[TASK BRIEF]
Reproduce, word for word, the stretch of the session call on COVID-19 and the right to the city from "Session Chair and" through "Gubrium at firstname.lastname@example.org.".

[TEXT BLOCK]

Session Chair and point of contact
- Erika Gubrium, Professor of Social Work and Social Policy, Oslo Metropolitan University. Please send proposed abstracts by the conference deadline to Erika Gubrium at firstname.lastname@example.org.
- Gustavo Sugahara, Postdoctoral Researcher at Norwegian Centre for Addiction Research
- Sony Pellissery, Associate Professor of Public Policy, National Law School India University, Bangalore
- Aadne Aasland, Research Professor, Norwegian Institute for Urban and Regional Research, Oslo Metropolitan University
The COVID-19 epidemic has viscerally revealed how identity and status intersect with place and movement in everyday life to constitute radically different socioeconomic consequences – across nations, regions and neighbor to neighbor. It is eminently clear that intersectional and differentiated identities (for example, across gender, class, race and ethnicity), place, mobility and the specific opportunity structures connected to place (including security of home, local services and support, mobility and transport, and different experiences of access – to green spaces, workplaces, personal refuge/safety) are decisive factors shaping the experience of life in urban areas.
More specifically, COVID-19, as with earlier pandemics, has revealed stark inequalities regarding “the right to the city” (Lefebvre 1968), exposing a pre-existing struggle for social justice and to dignified access to urban life in the face of growing urban inequalities. The concept of the right to the city has been especially resonant in Latin America and Europe, but is also pertinent to urban metropolises in Asia, Africa and North America. As Anjali Karol Mohan, at the Takshashila Institution in Bangalore, India, says: “the invisible has become visible for the moment.”

[SOURCE MATERIAL]
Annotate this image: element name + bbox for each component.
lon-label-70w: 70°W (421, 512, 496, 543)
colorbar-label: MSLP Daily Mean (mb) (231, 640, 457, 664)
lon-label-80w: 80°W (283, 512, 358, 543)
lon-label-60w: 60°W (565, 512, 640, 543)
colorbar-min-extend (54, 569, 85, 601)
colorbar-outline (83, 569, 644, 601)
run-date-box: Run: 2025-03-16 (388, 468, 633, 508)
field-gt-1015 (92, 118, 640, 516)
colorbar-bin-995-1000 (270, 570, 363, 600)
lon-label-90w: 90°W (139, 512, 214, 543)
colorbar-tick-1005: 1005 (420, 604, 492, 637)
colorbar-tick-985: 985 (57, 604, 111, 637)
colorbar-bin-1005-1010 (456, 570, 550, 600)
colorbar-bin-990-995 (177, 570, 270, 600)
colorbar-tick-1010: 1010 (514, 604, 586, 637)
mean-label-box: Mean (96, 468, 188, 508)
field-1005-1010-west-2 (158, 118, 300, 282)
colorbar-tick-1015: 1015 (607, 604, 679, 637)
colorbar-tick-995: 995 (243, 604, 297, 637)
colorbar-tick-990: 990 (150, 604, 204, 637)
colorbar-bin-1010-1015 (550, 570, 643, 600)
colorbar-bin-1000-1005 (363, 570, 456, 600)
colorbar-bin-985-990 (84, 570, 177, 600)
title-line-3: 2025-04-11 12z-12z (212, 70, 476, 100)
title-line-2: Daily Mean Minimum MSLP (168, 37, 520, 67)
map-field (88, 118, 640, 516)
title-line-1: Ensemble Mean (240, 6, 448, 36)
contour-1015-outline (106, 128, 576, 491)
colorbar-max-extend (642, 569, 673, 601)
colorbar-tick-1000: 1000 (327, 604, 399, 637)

[RESPONSE AREA]
Session Chair and point of contact
- Erika Gubrium, Professor of Social Work and Social Policy, Oslo Metropolitan University. Please send proposed abstracts by the conference deadline to Erika Gubrium at firstname.lastname@example.org.